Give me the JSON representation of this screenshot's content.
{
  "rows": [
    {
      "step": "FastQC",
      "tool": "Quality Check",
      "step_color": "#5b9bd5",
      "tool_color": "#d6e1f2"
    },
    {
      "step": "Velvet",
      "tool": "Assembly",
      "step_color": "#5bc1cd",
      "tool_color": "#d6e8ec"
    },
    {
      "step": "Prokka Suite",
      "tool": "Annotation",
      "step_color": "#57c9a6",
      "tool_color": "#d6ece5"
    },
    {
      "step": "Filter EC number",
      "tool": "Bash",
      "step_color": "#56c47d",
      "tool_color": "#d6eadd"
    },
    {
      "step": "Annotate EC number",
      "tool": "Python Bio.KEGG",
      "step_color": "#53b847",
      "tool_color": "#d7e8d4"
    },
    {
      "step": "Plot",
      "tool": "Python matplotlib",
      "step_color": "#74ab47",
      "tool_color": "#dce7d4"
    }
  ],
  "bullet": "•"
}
--------------------------------------------------
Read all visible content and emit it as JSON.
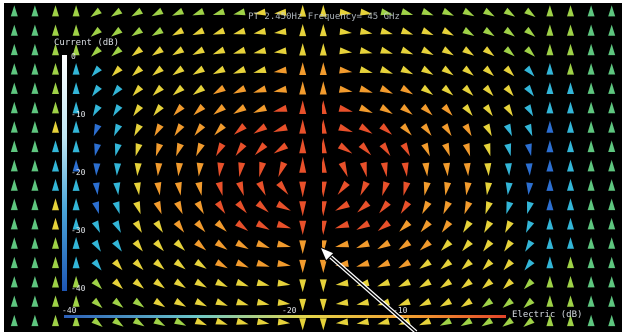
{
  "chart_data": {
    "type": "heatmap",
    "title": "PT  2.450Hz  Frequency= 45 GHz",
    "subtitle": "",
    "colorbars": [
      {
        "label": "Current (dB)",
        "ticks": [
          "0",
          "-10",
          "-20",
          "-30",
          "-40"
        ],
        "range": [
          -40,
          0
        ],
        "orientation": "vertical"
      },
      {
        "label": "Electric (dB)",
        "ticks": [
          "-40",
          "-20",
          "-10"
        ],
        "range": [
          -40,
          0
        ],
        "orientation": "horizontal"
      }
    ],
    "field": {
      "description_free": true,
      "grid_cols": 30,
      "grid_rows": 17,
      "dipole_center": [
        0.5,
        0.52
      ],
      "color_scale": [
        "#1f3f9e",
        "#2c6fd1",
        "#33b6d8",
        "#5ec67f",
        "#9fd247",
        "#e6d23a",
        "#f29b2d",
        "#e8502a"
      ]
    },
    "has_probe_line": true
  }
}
--------------------------------------------------
*TASK TO COMPLETE*
Going through the records above, state how many lines carry "JSON", with no other text.

*RESULT OF THIS TASK*
2